#### Your instructions:
Select each line where the word "problems" appears.

(Dataset entries)
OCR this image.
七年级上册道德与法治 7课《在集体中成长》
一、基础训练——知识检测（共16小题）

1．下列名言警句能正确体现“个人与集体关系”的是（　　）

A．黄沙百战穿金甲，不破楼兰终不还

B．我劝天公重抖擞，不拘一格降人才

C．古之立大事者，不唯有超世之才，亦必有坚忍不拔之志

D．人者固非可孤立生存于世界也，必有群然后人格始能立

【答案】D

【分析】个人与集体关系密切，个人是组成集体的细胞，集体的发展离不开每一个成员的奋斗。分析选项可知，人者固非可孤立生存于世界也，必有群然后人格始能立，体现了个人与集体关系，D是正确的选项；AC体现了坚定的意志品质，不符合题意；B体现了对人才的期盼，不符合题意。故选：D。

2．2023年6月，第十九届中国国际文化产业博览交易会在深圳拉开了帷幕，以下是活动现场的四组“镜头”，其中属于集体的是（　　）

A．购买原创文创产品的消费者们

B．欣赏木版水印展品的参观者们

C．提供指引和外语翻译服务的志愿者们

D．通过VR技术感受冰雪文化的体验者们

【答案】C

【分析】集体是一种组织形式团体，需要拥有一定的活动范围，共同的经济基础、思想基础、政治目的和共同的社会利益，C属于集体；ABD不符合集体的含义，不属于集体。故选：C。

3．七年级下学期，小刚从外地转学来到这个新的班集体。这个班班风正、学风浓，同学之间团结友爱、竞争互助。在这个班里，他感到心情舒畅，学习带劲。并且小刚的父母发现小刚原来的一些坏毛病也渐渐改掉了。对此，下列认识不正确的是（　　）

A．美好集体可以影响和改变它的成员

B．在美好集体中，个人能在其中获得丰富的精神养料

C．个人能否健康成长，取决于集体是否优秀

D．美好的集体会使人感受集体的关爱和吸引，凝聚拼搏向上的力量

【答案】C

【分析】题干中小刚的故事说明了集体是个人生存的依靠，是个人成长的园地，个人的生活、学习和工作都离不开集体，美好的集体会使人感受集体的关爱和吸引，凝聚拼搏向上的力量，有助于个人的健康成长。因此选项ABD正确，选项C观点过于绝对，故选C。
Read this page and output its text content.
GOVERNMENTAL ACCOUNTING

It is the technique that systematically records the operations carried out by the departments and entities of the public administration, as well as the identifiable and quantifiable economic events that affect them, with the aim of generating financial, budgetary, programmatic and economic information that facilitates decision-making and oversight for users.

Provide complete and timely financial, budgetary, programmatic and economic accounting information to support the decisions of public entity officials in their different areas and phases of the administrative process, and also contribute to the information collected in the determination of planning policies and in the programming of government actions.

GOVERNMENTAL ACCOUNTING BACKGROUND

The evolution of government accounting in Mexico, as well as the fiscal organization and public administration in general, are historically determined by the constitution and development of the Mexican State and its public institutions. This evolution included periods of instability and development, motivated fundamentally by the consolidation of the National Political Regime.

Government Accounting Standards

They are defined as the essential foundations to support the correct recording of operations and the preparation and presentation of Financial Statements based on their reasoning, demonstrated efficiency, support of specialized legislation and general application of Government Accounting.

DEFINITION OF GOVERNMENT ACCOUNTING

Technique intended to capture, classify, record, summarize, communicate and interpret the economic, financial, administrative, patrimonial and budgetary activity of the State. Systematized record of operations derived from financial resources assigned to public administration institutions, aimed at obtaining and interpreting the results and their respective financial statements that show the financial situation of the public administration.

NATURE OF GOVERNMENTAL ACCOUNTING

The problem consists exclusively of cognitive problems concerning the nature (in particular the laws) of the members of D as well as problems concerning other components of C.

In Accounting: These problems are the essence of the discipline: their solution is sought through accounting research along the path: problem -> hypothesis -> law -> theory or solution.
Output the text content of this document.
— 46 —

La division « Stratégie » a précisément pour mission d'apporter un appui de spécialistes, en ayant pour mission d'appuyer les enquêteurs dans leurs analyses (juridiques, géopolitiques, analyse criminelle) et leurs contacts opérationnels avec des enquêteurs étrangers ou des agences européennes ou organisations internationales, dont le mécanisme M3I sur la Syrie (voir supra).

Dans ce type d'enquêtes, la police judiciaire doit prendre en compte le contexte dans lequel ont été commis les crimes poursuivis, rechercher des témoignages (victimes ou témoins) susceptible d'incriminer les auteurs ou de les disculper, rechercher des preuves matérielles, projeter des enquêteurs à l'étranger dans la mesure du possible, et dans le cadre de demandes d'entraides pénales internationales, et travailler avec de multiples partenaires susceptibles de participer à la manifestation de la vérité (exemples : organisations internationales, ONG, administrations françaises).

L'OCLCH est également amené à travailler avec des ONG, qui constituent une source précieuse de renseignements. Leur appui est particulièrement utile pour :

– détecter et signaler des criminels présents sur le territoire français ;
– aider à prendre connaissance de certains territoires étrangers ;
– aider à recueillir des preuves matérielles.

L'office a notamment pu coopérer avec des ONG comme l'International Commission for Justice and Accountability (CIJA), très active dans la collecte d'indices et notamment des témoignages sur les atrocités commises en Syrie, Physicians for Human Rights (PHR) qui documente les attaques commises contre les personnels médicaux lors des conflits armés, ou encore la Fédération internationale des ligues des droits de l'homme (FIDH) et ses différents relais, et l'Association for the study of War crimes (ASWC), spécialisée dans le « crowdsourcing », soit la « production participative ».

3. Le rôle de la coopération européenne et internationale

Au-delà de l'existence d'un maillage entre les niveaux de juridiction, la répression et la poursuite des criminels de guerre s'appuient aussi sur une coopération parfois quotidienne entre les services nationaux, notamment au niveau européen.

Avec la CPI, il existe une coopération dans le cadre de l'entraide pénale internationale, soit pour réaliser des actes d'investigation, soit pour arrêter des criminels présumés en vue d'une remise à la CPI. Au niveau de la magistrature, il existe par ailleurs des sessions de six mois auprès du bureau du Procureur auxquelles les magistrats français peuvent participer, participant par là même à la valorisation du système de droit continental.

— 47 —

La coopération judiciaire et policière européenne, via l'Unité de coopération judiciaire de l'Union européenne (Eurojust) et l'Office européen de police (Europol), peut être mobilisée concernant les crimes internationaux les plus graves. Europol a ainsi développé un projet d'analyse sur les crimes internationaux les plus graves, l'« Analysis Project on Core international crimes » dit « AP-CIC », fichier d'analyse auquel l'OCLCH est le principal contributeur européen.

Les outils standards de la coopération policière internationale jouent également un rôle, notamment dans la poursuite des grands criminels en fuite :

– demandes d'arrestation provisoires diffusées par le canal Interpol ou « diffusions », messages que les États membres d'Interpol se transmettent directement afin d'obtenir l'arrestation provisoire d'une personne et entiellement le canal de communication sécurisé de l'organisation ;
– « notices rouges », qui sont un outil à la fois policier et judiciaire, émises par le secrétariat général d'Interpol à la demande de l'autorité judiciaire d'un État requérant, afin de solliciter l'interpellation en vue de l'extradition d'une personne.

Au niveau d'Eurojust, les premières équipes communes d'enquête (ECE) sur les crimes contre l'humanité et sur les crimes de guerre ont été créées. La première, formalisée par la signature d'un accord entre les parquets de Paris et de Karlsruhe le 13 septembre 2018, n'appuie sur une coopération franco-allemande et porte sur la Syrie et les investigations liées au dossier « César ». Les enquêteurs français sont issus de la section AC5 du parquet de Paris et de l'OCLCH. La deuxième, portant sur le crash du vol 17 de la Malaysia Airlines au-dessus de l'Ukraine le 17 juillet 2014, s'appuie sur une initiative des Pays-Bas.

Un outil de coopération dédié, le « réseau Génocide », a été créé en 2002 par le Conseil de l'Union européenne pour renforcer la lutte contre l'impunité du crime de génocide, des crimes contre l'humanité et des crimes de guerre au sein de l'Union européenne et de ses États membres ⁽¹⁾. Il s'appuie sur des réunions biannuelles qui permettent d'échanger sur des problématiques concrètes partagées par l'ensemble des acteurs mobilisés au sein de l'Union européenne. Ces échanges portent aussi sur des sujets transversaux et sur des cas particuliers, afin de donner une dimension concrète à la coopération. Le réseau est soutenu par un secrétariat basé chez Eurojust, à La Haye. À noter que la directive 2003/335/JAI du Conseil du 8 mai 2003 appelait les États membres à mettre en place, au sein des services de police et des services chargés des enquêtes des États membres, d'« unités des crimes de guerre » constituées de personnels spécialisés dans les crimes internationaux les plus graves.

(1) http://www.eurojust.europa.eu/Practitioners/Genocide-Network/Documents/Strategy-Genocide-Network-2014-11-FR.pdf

#### Task output:
The problem consists exclusively of cognitive problems concerning the nature (in particular the laws) of the members of D as well as problems concerning other components of C.
In Accounting: These problems are the essence of the discipline: their solution is sought through accounting research along the path: problem -> hypothesis -> law -> theory or solution.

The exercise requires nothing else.